----- Task input -----
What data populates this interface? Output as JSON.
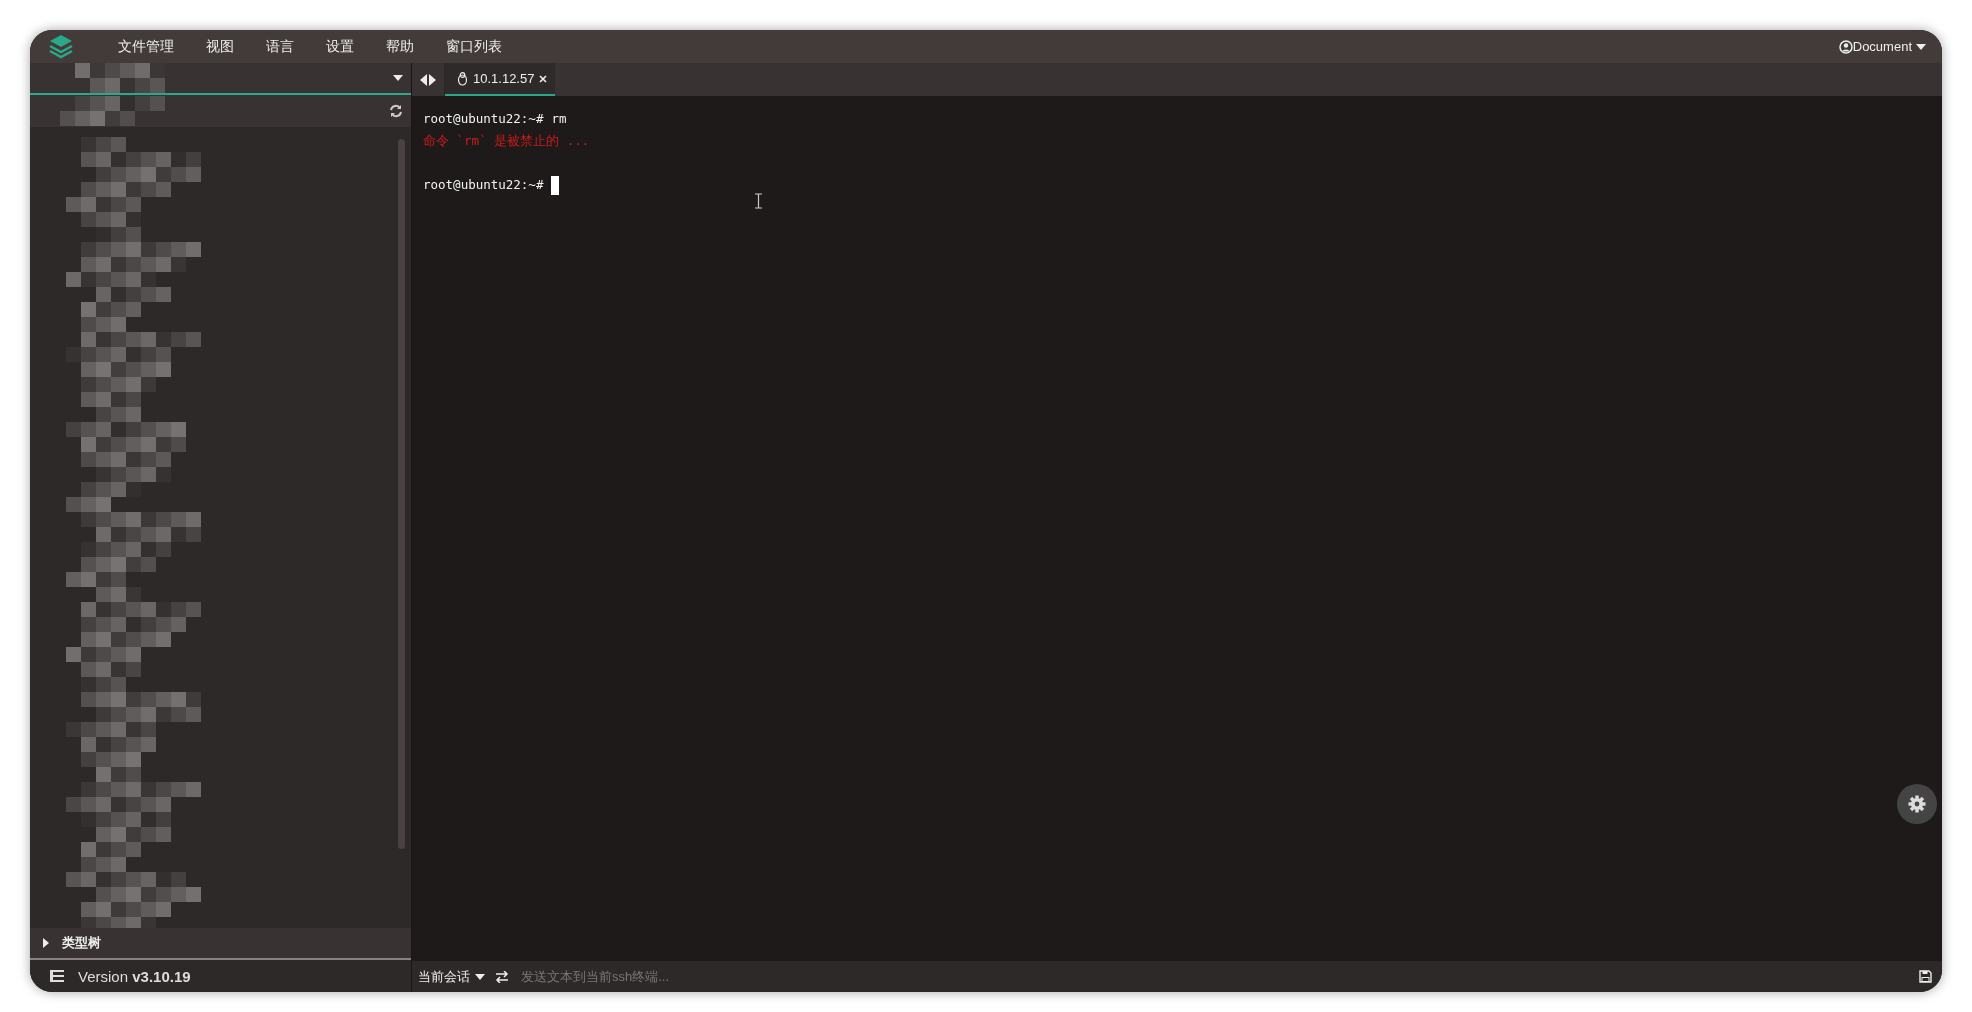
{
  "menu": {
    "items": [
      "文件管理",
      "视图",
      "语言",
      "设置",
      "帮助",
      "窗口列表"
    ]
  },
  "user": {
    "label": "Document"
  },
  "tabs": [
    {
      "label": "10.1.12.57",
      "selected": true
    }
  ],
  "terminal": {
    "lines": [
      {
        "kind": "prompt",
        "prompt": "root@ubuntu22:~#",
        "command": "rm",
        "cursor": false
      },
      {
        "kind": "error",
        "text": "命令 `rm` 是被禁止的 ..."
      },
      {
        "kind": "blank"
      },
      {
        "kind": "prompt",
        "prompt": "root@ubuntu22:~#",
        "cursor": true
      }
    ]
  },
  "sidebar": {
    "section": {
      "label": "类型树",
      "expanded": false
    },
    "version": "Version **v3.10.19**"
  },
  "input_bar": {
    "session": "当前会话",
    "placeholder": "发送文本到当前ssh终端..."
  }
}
-----
----- Task input -----
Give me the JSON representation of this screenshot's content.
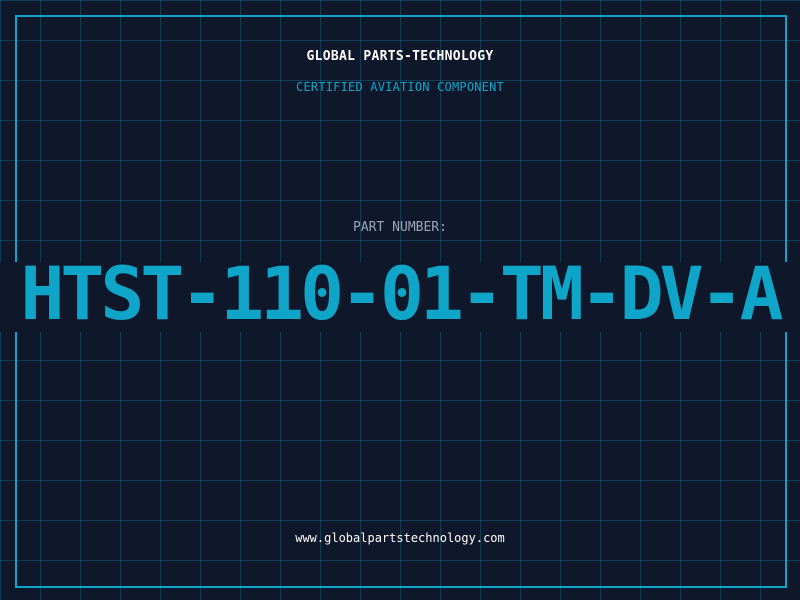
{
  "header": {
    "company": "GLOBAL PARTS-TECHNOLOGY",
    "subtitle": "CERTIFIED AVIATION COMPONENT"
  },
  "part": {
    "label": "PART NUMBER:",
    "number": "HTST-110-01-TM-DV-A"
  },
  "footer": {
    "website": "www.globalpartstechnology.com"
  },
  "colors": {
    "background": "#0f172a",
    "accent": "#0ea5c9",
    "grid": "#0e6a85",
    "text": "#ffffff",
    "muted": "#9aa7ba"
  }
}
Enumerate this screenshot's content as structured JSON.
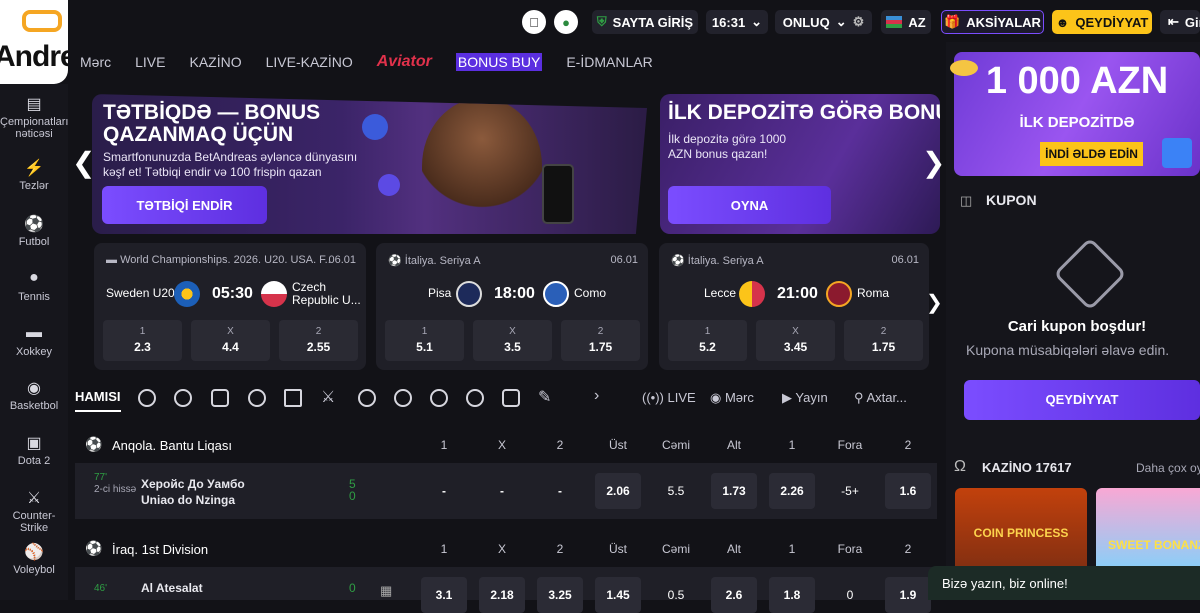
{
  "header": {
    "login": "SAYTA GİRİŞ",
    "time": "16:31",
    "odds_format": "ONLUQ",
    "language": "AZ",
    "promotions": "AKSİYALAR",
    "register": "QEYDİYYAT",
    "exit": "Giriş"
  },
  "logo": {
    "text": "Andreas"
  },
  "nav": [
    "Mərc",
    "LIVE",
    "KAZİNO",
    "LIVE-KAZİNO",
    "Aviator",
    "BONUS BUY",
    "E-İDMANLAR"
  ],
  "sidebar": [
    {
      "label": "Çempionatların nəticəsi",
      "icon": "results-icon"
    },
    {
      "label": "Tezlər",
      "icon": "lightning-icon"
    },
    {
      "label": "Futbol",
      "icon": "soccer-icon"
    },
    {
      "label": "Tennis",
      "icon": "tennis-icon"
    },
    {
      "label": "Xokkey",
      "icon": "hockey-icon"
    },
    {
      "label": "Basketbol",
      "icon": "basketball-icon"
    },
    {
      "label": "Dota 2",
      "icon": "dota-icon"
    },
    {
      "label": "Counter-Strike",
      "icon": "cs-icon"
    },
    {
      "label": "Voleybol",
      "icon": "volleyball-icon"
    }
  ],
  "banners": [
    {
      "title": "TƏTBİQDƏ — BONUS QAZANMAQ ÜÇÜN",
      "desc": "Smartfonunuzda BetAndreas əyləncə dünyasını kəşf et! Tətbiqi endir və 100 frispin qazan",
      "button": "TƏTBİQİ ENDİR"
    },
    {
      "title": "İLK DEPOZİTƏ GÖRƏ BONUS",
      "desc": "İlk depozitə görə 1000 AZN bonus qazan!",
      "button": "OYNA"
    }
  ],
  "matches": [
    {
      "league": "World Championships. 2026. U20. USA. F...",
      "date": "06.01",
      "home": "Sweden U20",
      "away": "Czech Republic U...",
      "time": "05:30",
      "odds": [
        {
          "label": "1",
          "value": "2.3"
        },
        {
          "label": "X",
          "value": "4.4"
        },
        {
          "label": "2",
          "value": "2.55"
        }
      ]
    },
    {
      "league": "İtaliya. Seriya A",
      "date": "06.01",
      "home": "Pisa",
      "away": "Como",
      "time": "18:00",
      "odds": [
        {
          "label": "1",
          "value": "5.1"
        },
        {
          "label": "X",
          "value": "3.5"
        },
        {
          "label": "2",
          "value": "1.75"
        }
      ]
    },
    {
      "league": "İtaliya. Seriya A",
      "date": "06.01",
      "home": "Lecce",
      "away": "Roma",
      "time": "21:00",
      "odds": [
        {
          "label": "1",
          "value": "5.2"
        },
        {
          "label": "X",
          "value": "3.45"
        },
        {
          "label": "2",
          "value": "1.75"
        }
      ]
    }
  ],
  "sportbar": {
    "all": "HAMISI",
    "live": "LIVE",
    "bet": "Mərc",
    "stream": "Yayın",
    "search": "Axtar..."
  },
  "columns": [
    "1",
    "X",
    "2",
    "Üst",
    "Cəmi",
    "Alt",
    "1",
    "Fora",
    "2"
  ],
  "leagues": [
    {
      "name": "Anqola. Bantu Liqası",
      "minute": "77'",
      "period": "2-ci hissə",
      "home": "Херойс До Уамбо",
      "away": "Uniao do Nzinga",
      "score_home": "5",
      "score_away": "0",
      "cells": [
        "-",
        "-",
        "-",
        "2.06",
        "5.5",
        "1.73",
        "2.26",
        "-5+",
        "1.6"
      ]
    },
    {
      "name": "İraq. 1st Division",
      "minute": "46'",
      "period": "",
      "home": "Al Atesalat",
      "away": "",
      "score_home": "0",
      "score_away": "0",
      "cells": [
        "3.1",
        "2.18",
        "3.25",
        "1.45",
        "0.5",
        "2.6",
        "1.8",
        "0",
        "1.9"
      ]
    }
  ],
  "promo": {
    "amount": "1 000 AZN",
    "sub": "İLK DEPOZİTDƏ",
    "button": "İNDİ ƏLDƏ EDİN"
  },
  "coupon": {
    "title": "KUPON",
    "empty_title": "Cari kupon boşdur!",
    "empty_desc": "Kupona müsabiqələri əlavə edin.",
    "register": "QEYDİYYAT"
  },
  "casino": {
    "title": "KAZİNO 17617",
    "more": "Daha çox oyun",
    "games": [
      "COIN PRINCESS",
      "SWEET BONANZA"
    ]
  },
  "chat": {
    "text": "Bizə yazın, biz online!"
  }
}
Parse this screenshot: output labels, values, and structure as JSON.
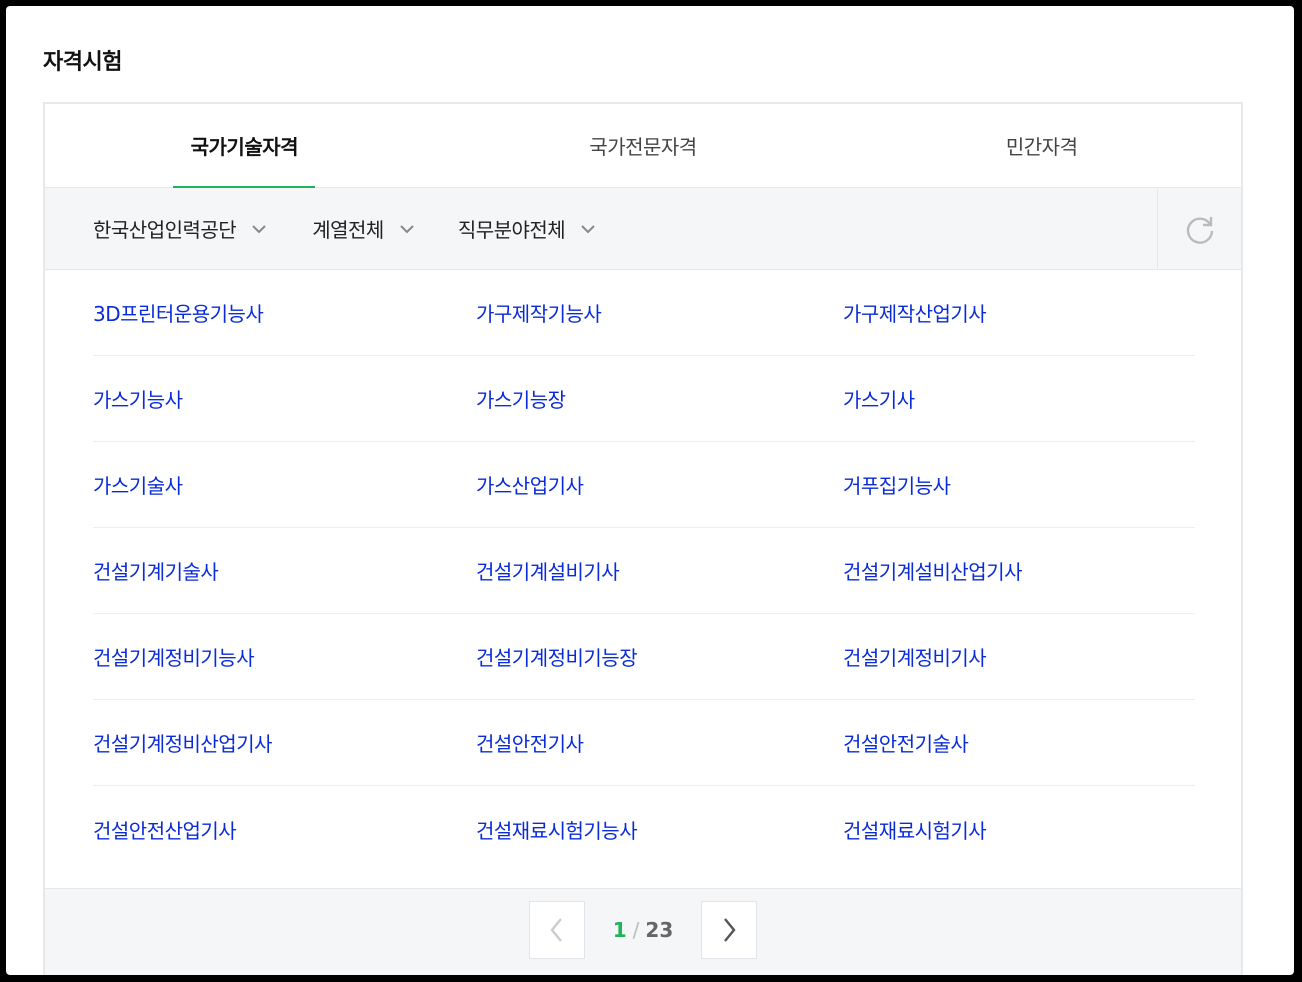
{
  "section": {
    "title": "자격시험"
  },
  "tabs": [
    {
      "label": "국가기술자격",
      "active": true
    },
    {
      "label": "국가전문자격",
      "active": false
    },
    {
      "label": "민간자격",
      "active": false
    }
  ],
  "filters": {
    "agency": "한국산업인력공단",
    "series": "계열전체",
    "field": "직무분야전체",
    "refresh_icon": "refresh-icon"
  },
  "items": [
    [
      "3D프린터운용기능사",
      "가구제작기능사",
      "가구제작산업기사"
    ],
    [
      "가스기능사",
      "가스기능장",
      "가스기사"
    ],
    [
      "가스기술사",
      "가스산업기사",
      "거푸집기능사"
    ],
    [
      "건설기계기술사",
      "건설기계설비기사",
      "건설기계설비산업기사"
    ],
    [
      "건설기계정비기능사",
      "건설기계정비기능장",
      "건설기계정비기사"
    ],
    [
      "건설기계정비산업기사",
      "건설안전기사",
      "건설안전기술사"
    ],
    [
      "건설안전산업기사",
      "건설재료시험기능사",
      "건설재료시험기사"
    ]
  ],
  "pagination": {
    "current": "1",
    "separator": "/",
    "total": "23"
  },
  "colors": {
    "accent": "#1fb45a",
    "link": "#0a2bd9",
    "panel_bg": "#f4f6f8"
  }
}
-----
Extract every line that has the string "kind" in it.

Exercise response:
        "kind": "prompt",
        "kind": "error",
        "kind": "blank"
        "kind": "prompt",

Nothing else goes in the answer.